**AIM OF THE EXERCISE**. Collect every line in the records below that contains the word "Price".

**ROWS**.
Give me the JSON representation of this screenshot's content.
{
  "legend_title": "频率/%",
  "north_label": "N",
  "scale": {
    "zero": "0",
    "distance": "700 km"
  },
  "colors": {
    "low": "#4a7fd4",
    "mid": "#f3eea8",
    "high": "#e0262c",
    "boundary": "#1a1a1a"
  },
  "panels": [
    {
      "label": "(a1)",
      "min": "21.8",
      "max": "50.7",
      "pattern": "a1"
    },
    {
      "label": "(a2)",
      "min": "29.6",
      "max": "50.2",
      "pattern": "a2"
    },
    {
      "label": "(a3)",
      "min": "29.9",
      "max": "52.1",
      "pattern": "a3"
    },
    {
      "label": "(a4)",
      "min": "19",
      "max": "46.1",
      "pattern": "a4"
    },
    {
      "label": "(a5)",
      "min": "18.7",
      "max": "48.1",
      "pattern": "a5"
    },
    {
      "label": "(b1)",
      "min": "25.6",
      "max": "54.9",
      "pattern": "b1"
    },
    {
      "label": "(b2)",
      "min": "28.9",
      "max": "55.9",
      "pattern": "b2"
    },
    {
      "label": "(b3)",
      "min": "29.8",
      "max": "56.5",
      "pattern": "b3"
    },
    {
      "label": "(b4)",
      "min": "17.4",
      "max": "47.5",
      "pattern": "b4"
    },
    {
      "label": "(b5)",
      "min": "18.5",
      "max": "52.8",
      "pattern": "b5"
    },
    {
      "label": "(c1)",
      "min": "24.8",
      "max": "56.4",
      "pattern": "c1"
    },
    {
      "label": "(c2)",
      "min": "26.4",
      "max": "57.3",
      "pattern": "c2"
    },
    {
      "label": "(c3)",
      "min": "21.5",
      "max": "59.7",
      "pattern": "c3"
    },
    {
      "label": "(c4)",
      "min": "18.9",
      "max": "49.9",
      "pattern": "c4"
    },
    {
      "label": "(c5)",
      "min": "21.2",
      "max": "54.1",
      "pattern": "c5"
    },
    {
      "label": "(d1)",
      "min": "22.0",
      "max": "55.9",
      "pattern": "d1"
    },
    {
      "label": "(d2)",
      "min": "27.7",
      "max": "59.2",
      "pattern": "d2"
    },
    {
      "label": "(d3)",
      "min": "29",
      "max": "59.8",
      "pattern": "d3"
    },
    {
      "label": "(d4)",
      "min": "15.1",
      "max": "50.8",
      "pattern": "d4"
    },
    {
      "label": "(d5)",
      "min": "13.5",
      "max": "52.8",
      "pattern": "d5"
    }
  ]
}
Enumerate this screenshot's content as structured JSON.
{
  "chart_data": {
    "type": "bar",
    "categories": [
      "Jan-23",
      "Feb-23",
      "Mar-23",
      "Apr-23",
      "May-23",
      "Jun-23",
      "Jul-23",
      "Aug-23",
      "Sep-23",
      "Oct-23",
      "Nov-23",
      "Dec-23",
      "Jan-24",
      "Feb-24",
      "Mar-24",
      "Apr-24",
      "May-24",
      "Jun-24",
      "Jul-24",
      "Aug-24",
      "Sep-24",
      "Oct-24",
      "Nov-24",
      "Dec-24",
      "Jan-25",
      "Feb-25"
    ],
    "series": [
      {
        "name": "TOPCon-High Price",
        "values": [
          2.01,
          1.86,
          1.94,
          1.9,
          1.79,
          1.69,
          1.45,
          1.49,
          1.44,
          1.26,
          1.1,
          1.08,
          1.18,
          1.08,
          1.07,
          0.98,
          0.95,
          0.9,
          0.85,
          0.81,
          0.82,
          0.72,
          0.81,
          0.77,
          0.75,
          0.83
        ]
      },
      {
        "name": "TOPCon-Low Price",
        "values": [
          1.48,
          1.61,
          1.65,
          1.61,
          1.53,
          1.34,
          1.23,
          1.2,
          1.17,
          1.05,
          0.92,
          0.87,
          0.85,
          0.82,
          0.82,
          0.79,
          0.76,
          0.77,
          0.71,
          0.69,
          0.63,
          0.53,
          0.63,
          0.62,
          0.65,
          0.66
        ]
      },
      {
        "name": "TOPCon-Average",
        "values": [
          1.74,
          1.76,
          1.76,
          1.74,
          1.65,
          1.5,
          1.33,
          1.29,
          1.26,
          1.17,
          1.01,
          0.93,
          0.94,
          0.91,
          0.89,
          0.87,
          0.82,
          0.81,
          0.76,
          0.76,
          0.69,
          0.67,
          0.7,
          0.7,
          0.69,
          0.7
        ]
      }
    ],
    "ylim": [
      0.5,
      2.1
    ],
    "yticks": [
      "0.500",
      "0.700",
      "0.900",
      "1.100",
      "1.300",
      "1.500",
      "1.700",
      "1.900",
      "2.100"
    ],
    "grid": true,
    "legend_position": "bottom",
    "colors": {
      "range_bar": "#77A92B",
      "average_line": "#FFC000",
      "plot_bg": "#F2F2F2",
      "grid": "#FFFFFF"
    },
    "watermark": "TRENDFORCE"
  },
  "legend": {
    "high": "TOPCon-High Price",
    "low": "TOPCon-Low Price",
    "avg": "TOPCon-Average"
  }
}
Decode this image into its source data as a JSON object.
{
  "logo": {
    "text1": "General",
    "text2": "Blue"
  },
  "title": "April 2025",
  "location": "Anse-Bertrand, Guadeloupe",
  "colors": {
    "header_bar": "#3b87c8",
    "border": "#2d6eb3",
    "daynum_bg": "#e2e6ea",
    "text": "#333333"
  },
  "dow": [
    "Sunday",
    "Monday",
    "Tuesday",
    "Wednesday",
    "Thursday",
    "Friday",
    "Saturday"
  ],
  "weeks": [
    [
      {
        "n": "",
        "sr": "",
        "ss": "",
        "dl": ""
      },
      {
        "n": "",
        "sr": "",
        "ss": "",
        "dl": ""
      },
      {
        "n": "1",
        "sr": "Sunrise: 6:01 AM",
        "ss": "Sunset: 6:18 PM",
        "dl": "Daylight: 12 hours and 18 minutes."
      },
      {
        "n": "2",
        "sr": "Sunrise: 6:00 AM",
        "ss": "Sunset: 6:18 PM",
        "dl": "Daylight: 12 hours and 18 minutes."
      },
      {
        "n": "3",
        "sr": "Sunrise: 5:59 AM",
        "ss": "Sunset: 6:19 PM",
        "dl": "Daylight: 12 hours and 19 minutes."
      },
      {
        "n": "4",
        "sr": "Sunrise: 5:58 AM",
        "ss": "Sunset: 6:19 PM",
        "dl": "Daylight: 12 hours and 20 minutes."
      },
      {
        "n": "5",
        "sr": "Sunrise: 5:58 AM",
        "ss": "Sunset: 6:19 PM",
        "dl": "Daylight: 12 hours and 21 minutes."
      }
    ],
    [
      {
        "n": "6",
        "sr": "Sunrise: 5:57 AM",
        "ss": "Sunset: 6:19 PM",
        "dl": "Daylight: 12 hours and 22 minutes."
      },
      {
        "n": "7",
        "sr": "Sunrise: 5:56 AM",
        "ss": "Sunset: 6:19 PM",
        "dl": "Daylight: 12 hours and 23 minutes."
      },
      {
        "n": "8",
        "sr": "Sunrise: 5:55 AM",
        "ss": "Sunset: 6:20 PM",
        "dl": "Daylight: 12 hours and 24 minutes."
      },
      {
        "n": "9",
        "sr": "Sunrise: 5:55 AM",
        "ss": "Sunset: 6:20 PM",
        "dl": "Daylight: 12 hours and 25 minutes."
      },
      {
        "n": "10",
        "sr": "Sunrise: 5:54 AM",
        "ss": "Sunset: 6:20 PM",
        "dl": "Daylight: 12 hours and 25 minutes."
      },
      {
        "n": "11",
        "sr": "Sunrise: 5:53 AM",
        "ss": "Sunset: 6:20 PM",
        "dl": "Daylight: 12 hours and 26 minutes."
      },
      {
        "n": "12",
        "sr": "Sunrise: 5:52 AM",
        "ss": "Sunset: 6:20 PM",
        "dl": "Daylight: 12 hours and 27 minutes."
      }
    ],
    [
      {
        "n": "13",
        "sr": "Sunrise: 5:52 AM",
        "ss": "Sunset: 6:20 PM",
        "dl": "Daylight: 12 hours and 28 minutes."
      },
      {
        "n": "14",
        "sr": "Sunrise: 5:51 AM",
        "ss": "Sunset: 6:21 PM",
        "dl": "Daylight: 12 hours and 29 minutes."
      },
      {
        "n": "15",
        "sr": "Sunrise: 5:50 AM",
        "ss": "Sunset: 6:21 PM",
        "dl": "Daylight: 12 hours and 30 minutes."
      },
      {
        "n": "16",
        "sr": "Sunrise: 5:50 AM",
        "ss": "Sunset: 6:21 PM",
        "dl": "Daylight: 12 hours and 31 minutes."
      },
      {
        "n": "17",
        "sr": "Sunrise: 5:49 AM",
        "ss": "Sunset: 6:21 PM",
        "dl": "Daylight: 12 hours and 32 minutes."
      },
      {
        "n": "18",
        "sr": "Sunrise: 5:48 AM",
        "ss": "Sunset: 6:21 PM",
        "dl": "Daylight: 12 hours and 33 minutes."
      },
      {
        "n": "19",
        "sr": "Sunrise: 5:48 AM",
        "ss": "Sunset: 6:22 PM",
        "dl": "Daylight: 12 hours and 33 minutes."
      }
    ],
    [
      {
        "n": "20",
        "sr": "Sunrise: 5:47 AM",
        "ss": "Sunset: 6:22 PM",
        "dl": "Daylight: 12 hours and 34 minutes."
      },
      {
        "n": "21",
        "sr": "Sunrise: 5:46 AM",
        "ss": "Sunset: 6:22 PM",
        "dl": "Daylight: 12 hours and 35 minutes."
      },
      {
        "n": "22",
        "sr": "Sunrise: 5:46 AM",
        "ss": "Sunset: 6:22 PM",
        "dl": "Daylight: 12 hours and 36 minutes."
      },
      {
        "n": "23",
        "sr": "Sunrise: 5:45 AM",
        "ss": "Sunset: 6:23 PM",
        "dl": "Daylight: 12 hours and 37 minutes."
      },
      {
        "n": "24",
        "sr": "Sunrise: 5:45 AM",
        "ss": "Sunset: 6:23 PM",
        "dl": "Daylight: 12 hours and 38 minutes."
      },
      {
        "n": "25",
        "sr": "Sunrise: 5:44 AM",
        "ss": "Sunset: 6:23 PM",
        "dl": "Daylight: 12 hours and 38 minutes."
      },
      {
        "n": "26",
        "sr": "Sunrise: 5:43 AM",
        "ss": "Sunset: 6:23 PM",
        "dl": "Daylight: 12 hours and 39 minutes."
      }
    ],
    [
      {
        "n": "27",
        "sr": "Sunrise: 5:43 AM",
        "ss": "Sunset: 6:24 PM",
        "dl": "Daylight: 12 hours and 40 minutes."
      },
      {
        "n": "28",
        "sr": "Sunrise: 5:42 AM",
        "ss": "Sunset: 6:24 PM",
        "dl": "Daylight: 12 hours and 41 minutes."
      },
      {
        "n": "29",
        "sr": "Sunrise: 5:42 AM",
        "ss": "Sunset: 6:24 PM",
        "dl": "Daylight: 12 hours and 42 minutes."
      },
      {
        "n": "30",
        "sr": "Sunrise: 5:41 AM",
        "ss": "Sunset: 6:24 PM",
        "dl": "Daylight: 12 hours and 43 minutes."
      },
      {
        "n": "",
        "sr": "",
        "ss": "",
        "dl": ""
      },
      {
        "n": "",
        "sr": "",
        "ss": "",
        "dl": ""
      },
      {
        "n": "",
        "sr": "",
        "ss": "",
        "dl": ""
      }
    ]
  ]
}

**FULL OUTPUT**.
        "name": "TOPCon-High Price",
        "name": "TOPCon-Low Price",
    "high": "TOPCon-High Price",
    "low": "TOPCon-Low Price",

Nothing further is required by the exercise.